PASSAGE TO READ =
LayerFusion: Harmonized Multi-Layer Text-to-Image Generation with Generative Priors

We thank the reviewers for their constructive criticism and acknowledging the novelty in the attention-blending scheme introduced. Please find our responses to the mentioned weaknesses and questions below:

W1: Correction on Notation Used

We appreciate the reviewer pointing out the typographical error in the notation for the attention probability map. The correct notation should indeed be $m \in \mathbb{R}^{M \times M}$, representing a matrix with dimensions M×MM \times MM×M. We correct this error in the uploaded rebuttal.

W2: Evaluation

In our quantitative evaluation (Section 4.2), we focus on preserving the distributions of the foreground and background generation models. To complement this, we conduct a perceptual study to evaluate the harmonization quality of the blended images. Regarding the suggestion to use image segmentation models for evaluation, we acknowledge the potential of segmentation-based methods in assessing foreground-background integration. However, current segmentation models face challenges in accurately extracting RGBA images with their corresponding alpha channels, particularly for generated content. We discuss these limitations in Figure 6, highlighting that such methods may experience difficulties in extracting RGBA content.

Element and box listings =

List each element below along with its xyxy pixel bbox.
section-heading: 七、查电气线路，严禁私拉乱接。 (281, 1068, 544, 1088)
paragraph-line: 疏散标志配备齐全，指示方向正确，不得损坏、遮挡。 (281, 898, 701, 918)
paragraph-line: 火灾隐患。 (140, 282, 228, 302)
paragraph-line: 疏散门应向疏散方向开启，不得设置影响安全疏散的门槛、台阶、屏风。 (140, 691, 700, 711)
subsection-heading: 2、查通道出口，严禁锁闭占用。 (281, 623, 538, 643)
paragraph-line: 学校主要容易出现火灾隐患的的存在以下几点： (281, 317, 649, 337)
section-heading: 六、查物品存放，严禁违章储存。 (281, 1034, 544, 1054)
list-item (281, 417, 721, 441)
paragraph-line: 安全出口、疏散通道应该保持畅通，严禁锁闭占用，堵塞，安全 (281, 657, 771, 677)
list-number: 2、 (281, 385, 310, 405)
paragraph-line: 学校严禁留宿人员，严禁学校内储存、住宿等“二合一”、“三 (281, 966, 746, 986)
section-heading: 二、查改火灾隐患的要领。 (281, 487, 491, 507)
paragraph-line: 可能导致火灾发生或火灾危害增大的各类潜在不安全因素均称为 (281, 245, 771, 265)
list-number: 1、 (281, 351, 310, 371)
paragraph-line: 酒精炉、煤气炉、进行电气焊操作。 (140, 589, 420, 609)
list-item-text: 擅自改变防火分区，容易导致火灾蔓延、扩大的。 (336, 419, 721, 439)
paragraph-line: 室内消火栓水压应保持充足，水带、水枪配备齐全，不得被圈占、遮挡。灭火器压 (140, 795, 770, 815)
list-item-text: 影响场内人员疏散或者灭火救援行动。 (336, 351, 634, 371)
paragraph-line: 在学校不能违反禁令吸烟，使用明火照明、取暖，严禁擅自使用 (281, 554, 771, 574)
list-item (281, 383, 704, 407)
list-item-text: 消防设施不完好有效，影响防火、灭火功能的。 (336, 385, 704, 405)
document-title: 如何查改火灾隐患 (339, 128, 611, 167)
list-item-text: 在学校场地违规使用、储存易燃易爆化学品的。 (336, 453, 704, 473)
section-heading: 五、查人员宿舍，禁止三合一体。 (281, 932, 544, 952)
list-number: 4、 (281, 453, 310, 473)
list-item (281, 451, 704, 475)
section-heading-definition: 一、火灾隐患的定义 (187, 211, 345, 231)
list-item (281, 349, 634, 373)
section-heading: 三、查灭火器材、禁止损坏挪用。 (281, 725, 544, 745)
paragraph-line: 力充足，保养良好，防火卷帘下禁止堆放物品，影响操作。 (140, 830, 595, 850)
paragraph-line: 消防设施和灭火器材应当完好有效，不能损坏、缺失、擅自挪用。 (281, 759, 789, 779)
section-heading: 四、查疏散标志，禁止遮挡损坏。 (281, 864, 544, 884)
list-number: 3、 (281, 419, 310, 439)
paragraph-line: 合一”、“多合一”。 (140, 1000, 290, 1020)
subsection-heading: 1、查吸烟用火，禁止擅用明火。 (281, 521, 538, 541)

EXERCISE SET =
1. In the LayerFusion rebuttal, rewrite the paragraph that begins "In our quantitative evaluation" as a short bulleted list that keeps its main facts.
2. Return the passage of the LayerFusion rebuttal starting with "We appreciate the" and going on through "the uploaded rebuttal.", copied word for word.
None of the entries are needed to work with the LayerFusion rebuttal.

PROBLEM SOLUTIONS =
1.
- The quantitative evaluation (Section 4.2) focuses on preserving the distributions of the foreground and background generation models.
- A perceptual study complements it by evaluating the harmonization quality of the blended images.
- The authors acknowledge that segmentation-based methods could help assess foreground-background integration.
- Current segmentation models struggle to accurately extract RGBA images with their alpha channels, especially for generated content.
- Figure 6 discusses these limitations.

2.
We appreciate the reviewer pointing out the typographical error in the notation for the attention probability map. The correct notation should indeed be $m \in \mathbb{R}^{M \times M}$, representing a matrix with dimensions M×MM \times MM×M. We correct this error in the uploaded rebuttal.